Exercise objective ▸ Filter these entries, keeping only lines that hold the word "maka".

Records for processing ▸
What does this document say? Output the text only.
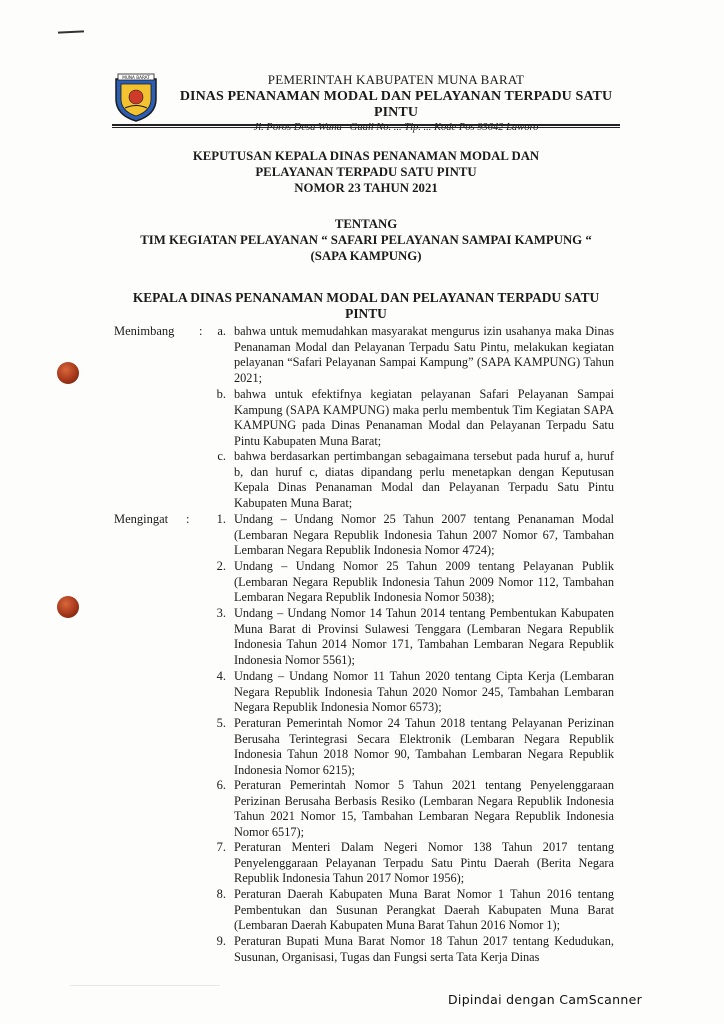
MUNA BARAT	PEMERINTAH KABUPATEN MUNA BARAT
DINAS PENANAMAN MODAL DAN PELAYANAN TERPADU SATU PINTU
KEPUTUSAN KEPALA DINAS PENANAMAN MODAL DAN
PELAYANAN TERPADU SATU PINTU
NOMOR 23 TAHUN 2021
TENTANG
TIM KEGIATAN PELAYANAN “ SAFARI PELAYANAN SAMPAI KAMPUNG “
(SAPA KAMPUNG)
KEPALA DINAS PENANAMAN MODAL DAN PELAYANAN TERPADU SATU PINTU
Menimbang :	a. bahwa untuk memudahkan masyarakat mengurus izin usahanya maka Dinas Penanaman Modal dan Pelayanan Terpadu Satu Pintu, melakukan kegiatan pelayanan “Safari Pelayanan Sampai Kampung” (SAPA KAMPUNG) Tahun 2021;
b. bahwa untuk efektifnya kegiatan pelayanan Safari Pelayanan Sampai Kampung (SAPA KAMPUNG) maka perlu membentuk Tim Kegiatan SAPA KAMPUNG pada Dinas Penanaman Modal dan Pelayanan Terpadu Satu Pintu Kabupaten Muna Barat;
c. bahwa berdasarkan pertimbangan sebagaimana tersebut pada huruf a, huruf b, dan huruf c, diatas dipandang perlu menetapkan dengan Keputusan Kepala Dinas Penanaman Modal dan Pelayanan Terpadu Satu Pintu Kabupaten Muna Barat;
Mengingat :	1. Undang – Undang Nomor 25 Tahun 2007 tentang Penanaman Modal (Lembaran Negara Republik Indonesia Tahun 2007 Nomor 67, Tambahan Lembaran Negara Republik Indonesia Nomor 4724);
2. Undang – Undang Nomor 25 Tahun 2009 tentang Pelayanan Publik (Lembaran Negara Republik Indonesia Tahun 2009 Nomor 112, Tambahan Lembaran Negara Republik Indonesia Nomor 5038);
3. Undang – Undang Nomor 14 Tahun 2014 tentang Pembentukan Kabupaten Muna Barat di Provinsi Sulawesi Tenggara (Lembaran Negara Republik Indonesia Tahun 2014 Nomor 171, Tambahan Lembaran Negara Republik Indonesia Nomor 5561);
4. Undang – Undang Nomor 11 Tahun 2020 tentang Cipta Kerja (Lembaran Negara Republik Indonesia Tahun 2020 Nomor 245, Tambahan Lembaran Negara Republik Indonesia Nomor 6573);
5. Peraturan Pemerintah Nomor 24 Tahun 2018 tentang Pelayanan Perizinan Berusaha Terintegrasi Secara Elektronik (Lembaran Negara Republik Indonesia Tahun 2018 Nomor 90, Tambahan Lembaran Negara Republik Indonesia Nomor 6215);
6. Peraturan Pemerintah Nomor 5 Tahun 2021 tentang Penyelenggaraan Perizinan Berusaha Berbasis Resiko (Lembaran Negara Republik Indonesia Tahun 2021 Nomor 15, Tambahan Lembaran Negara Republik Indonesia Nomor 6517);
7. Peraturan Menteri Dalam Negeri Nomor 138 Tahun 2017 tentang Penyelenggaraan Pelayanan Terpadu Satu Pintu Daerah (Berita Negara Republik Indonesia Tahun 2017 Nomor 1956);
8. Peraturan Daerah Kabupaten Muna Barat Nomor 1 Tahun 2016 tentang Pembentukan dan Susunan Perangkat Daerah Kabupaten Muna Barat (Lembaran Daerah Kabupaten Muna Barat Tahun 2016 Nomor 1);
9. Peraturan Bupati Muna Barat Nomor 18 Tahun 2017 tentang Kedudukan, Susunan, Organisasi, Tugas dan Fungsi serta Tata Kerja Dinas
Dipindai dengan CamScanner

The output ▸
Menimbang :	a. bahwa untuk memudahkan masyarakat mengurus izin usahanya maka Dinas Penanaman Modal dan Pelayanan Terpadu Satu Pintu, melakukan kegiatan pelayanan “Safari Pelayanan Sampai Kampung” (SAPA KAMPUNG) Tahun 2021;
b. bahwa untuk efektifnya kegiatan pelayanan Safari Pelayanan Sampai Kampung (SAPA KAMPUNG) maka perlu membentuk Tim Kegiatan SAPA KAMPUNG pada Dinas Penanaman Modal dan Pelayanan Terpadu Satu Pintu Kabupaten Muna Barat;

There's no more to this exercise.